Search the entries below. Return every line that has "right" in it.

+++ Input for this task

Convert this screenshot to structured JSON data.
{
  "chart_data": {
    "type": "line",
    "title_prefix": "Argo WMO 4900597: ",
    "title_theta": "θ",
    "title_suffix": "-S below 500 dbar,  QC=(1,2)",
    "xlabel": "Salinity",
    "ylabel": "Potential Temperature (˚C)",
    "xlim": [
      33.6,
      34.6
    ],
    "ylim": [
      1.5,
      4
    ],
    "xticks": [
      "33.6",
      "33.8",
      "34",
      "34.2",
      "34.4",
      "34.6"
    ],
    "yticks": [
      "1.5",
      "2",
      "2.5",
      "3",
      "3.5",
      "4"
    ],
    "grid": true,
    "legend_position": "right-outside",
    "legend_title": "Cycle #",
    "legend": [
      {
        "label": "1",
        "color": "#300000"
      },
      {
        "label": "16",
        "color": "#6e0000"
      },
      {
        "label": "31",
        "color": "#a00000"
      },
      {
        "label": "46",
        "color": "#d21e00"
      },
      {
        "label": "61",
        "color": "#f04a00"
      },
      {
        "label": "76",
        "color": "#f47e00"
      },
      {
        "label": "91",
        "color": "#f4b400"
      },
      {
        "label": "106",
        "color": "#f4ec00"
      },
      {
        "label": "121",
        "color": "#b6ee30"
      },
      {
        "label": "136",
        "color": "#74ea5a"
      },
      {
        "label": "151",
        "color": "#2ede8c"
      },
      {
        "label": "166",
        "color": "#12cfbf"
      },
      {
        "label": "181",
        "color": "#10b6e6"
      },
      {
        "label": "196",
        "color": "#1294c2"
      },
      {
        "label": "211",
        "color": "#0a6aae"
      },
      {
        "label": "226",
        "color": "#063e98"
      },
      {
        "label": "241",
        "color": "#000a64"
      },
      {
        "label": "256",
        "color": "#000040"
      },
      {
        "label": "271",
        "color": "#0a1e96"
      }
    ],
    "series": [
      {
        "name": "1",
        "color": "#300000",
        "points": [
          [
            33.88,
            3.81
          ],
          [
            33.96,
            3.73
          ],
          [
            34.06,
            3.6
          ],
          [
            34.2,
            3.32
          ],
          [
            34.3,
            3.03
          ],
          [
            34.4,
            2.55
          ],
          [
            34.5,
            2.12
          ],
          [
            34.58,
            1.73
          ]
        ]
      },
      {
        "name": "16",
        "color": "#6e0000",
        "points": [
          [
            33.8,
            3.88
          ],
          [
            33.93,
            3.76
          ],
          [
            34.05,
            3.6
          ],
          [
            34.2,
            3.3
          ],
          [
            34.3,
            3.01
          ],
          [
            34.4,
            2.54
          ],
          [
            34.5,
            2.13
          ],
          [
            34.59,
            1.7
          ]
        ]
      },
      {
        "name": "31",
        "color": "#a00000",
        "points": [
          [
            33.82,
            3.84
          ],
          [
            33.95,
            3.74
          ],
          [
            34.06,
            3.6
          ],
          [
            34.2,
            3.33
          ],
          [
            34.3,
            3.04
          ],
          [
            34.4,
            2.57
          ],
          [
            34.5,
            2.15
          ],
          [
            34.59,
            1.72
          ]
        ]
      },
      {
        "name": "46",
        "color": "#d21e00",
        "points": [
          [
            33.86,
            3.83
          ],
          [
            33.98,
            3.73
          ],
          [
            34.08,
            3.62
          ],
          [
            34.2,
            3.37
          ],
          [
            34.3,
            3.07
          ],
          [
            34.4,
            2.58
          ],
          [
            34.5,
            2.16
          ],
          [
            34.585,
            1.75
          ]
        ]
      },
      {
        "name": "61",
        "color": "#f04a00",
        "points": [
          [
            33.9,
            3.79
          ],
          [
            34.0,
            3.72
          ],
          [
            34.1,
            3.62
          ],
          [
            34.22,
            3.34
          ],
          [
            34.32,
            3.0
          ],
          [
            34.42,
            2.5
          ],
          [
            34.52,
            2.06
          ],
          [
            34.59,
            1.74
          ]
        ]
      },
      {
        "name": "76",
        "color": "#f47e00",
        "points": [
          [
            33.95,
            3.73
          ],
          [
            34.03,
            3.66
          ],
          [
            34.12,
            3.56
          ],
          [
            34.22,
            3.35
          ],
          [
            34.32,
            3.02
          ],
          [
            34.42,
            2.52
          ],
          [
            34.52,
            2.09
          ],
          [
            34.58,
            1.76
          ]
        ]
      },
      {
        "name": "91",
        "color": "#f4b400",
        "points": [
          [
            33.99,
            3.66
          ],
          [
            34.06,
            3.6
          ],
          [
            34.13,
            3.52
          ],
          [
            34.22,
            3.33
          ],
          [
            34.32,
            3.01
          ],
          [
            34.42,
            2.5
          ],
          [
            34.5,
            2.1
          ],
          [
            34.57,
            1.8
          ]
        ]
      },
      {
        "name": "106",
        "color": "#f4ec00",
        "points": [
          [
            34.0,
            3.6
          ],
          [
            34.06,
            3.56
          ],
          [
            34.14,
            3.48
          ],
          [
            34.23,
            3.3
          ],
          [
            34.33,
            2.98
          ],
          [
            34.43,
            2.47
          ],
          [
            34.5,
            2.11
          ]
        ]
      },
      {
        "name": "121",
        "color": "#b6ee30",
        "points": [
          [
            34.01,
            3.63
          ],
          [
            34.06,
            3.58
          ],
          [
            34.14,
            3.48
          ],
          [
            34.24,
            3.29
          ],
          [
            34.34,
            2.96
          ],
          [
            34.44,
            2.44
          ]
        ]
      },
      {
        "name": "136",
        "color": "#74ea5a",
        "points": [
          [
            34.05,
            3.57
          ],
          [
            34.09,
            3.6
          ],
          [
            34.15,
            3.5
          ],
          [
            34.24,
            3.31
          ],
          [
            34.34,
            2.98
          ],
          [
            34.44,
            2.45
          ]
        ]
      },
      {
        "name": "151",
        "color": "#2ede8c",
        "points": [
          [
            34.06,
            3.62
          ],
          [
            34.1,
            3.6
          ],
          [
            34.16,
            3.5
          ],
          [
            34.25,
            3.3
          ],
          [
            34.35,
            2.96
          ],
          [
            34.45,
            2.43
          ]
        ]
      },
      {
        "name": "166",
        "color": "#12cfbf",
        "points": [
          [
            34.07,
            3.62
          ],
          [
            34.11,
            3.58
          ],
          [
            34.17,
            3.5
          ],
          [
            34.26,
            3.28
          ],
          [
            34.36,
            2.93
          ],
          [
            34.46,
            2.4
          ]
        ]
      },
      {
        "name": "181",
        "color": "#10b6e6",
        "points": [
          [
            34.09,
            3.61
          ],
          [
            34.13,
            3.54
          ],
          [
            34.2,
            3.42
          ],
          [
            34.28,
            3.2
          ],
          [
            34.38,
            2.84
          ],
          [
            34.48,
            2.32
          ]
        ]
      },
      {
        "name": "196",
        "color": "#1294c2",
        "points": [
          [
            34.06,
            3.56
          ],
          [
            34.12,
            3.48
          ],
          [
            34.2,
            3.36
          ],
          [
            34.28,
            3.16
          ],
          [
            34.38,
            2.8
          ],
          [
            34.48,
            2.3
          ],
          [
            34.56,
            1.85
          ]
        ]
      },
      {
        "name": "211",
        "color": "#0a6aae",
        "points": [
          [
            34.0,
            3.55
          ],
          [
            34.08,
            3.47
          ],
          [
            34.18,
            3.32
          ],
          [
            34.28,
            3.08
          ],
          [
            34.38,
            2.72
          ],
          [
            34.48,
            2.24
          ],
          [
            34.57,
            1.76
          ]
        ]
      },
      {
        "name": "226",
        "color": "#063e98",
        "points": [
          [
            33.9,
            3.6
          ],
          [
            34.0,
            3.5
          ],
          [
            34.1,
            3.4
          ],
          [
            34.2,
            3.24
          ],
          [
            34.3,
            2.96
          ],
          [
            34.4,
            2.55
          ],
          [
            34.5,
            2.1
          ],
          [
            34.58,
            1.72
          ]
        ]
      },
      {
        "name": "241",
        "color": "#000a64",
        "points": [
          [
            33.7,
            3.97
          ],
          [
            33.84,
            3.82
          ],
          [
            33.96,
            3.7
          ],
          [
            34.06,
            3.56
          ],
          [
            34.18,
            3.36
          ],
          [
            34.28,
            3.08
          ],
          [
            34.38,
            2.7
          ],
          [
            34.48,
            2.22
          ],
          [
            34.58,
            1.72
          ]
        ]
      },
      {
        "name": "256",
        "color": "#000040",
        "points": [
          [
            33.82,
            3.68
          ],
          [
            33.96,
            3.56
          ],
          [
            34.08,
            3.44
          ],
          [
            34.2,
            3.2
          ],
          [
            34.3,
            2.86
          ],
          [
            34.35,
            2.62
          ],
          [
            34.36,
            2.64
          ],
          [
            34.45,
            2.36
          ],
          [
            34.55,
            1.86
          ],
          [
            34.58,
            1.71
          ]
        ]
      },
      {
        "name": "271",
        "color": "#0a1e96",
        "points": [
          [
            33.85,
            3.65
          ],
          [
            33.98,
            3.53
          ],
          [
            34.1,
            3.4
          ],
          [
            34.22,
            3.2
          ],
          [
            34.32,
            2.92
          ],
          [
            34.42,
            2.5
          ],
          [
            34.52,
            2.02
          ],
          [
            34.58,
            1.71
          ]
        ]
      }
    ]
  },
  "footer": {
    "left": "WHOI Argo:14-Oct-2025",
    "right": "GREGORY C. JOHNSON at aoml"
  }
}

++++++

Answer for the task>
    "legend_position": "right-outside",
    "right": "GREGORY C. JOHNSON at aoml"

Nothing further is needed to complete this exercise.